### PROBLEM TO WORK ON
Repeat the records in full and exactly, omitting pictures.

### RECORDS

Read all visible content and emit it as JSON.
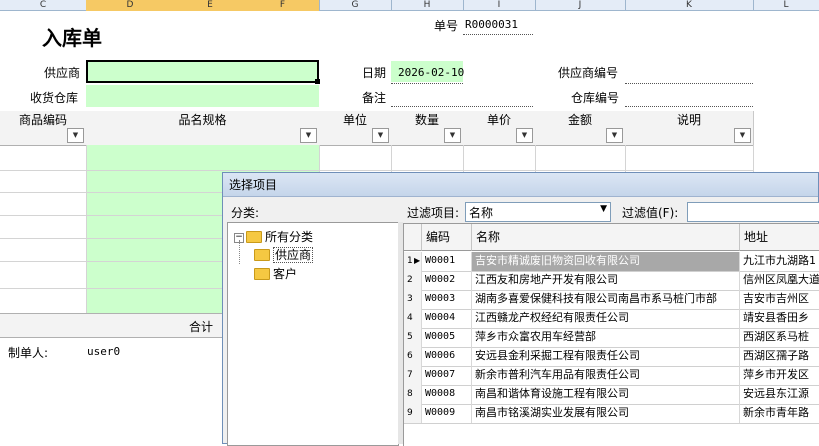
{
  "sheet": {
    "columns": [
      "C",
      "D",
      "E",
      "F",
      "G",
      "H",
      "I",
      "J",
      "K",
      "L"
    ],
    "selected_columns": [
      "D",
      "E",
      "F"
    ]
  },
  "form": {
    "title": "入库单",
    "order_no_label": "单号",
    "order_no_value": "R0000031",
    "supplier_label": "供应商",
    "warehouse_label": "收货仓库",
    "date_label": "日期",
    "date_value": "2026-02-10",
    "remark_label": "备注",
    "supplier_code_label": "供应商编号",
    "warehouse_code_label": "仓库编号"
  },
  "table": {
    "headers": [
      "商品编码",
      "品名规格",
      "单位",
      "数量",
      "单价",
      "金额",
      "说明"
    ],
    "total_label": "合计",
    "maker_label": "制单人:",
    "maker_value": "user0"
  },
  "dialog": {
    "title": "选择项目",
    "category_label": "分类:",
    "filter_item_label": "过滤项目:",
    "filter_item_value": "名称",
    "filter_value_label": "过滤值(F):",
    "filter_value": "",
    "tree": {
      "root": "所有分类",
      "children": [
        "供应商",
        "客户"
      ],
      "selected": "供应商"
    },
    "grid": {
      "headers": [
        "编码",
        "名称",
        "地址"
      ],
      "rows": [
        {
          "no": "1",
          "code": "W0001",
          "name": "吉安市精诚废旧物资回收有限公司",
          "addr": "九江市九湖路1"
        },
        {
          "no": "2",
          "code": "W0002",
          "name": "江西友和房地产开发有限公司",
          "addr": "信州区凤凰大道"
        },
        {
          "no": "3",
          "code": "W0003",
          "name": "湖南多喜爱保健科技有限公司南昌市系马桩门市部",
          "addr": "吉安市吉州区"
        },
        {
          "no": "4",
          "code": "W0004",
          "name": "江西赣龙产权经纪有限责任公司",
          "addr": "靖安县香田乡"
        },
        {
          "no": "5",
          "code": "W0005",
          "name": "萍乡市众富农用车经营部",
          "addr": "西湖区系马桩"
        },
        {
          "no": "6",
          "code": "W0006",
          "name": "安远县金利采掘工程有限责任公司",
          "addr": "西湖区孺子路"
        },
        {
          "no": "7",
          "code": "W0007",
          "name": "新余市普利汽车用品有限责任公司",
          "addr": "萍乡市开发区"
        },
        {
          "no": "8",
          "code": "W0008",
          "name": "南昌和谐体育设施工程有限公司",
          "addr": "安远县东江源"
        },
        {
          "no": "9",
          "code": "W0009",
          "name": "南昌市铭溪湖实业发展有限公司",
          "addr": "新余市青年路"
        }
      ],
      "selected_row": "1"
    }
  },
  "colors": {
    "input_green": "#ccffcc",
    "selected_row": "#a8a8a8",
    "title_bar": "#c5d5ea"
  }
}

######

### TASK RESULT
Read all visible content and emit it as JSON.
{
  "sheet": {
    "columns": [
      "C",
      "D",
      "E",
      "F",
      "G",
      "H",
      "I",
      "J",
      "K",
      "L"
    ],
    "selected_columns": [
      "D",
      "E",
      "F"
    ]
  },
  "form": {
    "title": "入库单",
    "order_no_label": "单号",
    "order_no_value": "R0000031",
    "supplier_label": "供应商",
    "warehouse_label": "收货仓库",
    "date_label": "日期",
    "date_value": "2026-02-10",
    "remark_label": "备注",
    "supplier_code_label": "供应商编号",
    "warehouse_code_label": "仓库编号"
  },
  "table": {
    "headers": [
      "商品编码",
      "品名规格",
      "单位",
      "数量",
      "单价",
      "金额",
      "说明"
    ],
    "total_label": "合计",
    "maker_label": "制单人:",
    "maker_value": "user0"
  },
  "dialog": {
    "title": "选择项目",
    "category_label": "分类:",
    "filter_item_label": "过滤项目:",
    "filter_item_value": "名称",
    "filter_value_label": "过滤值(F):",
    "filter_value": "",
    "tree": {
      "root": "所有分类",
      "children": [
        "供应商",
        "客户"
      ],
      "selected": "供应商"
    },
    "grid": {
      "headers": [
        "编码",
        "名称",
        "地址"
      ],
      "rows": [
        {
          "no": "1",
          "code": "W0001",
          "name": "吉安市精诚废旧物资回收有限公司",
          "addr": "九江市九湖路1"
        },
        {
          "no": "2",
          "code": "W0002",
          "name": "江西友和房地产开发有限公司",
          "addr": "信州区凤凰大道"
        },
        {
          "no": "3",
          "code": "W0003",
          "name": "湖南多喜爱保健科技有限公司南昌市系马桩门市部",
          "addr": "吉安市吉州区"
        },
        {
          "no": "4",
          "code": "W0004",
          "name": "江西赣龙产权经纪有限责任公司",
          "addr": "靖安县香田乡"
        },
        {
          "no": "5",
          "code": "W0005",
          "name": "萍乡市众富农用车经营部",
          "addr": "西湖区系马桩"
        },
        {
          "no": "6",
          "code": "W0006",
          "name": "安远县金利采掘工程有限责任公司",
          "addr": "西湖区孺子路"
        },
        {
          "no": "7",
          "code": "W0007",
          "name": "新余市普利汽车用品有限责任公司",
          "addr": "萍乡市开发区"
        },
        {
          "no": "8",
          "code": "W0008",
          "name": "南昌和谐体育设施工程有限公司",
          "addr": "安远县东江源"
        },
        {
          "no": "9",
          "code": "W0009",
          "name": "南昌市铭溪湖实业发展有限公司",
          "addr": "新余市青年路"
        }
      ],
      "selected_row": "1"
    }
  },
  "colors": {
    "input_green": "#ccffcc",
    "selected_row": "#a8a8a8",
    "title_bar": "#c5d5ea"
  }
}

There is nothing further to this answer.